# [GOAL]
Your task is to copy every record exactly.

# [DATASET]
___
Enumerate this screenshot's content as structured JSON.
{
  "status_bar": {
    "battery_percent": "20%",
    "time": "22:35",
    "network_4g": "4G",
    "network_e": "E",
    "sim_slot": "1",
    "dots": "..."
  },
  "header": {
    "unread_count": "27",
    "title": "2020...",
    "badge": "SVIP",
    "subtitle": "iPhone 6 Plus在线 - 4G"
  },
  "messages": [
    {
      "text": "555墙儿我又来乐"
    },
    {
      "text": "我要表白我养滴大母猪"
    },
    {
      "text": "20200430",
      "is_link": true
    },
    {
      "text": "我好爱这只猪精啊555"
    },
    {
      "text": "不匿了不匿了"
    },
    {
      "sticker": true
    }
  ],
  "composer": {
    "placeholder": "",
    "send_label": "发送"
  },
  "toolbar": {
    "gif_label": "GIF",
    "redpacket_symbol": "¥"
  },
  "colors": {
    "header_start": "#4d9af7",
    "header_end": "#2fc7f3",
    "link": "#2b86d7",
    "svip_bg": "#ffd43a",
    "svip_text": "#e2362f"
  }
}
___
# [TASK RESPONSE]
Enumerate this screenshot's content as structured JSON.
{
  "status_bar": {
    "battery_percent": "20%",
    "time": "22:35",
    "network_4g": "4G",
    "network_e": "E",
    "sim_slot": "1",
    "dots": "..."
  },
  "header": {
    "unread_count": "27",
    "title": "2020...",
    "badge": "SVIP",
    "subtitle": "iPhone 6 Plus在线 - 4G"
  },
  "messages": [
    {
      "text": "555墙儿我又来乐"
    },
    {
      "text": "我要表白我养滴大母猪"
    },
    {
      "text": "20200430",
      "is_link": true
    },
    {
      "text": "我好爱这只猪精啊555"
    },
    {
      "text": "不匿了不匿了"
    },
    {
      "sticker": true
    }
  ],
  "composer": {
    "placeholder": "",
    "send_label": "发送"
  },
  "toolbar": {
    "gif_label": "GIF",
    "redpacket_symbol": "¥"
  },
  "colors": {
    "header_start": "#4d9af7",
    "header_end": "#2fc7f3",
    "link": "#2b86d7",
    "svip_bg": "#ffd43a",
    "svip_text": "#e2362f"
  }
}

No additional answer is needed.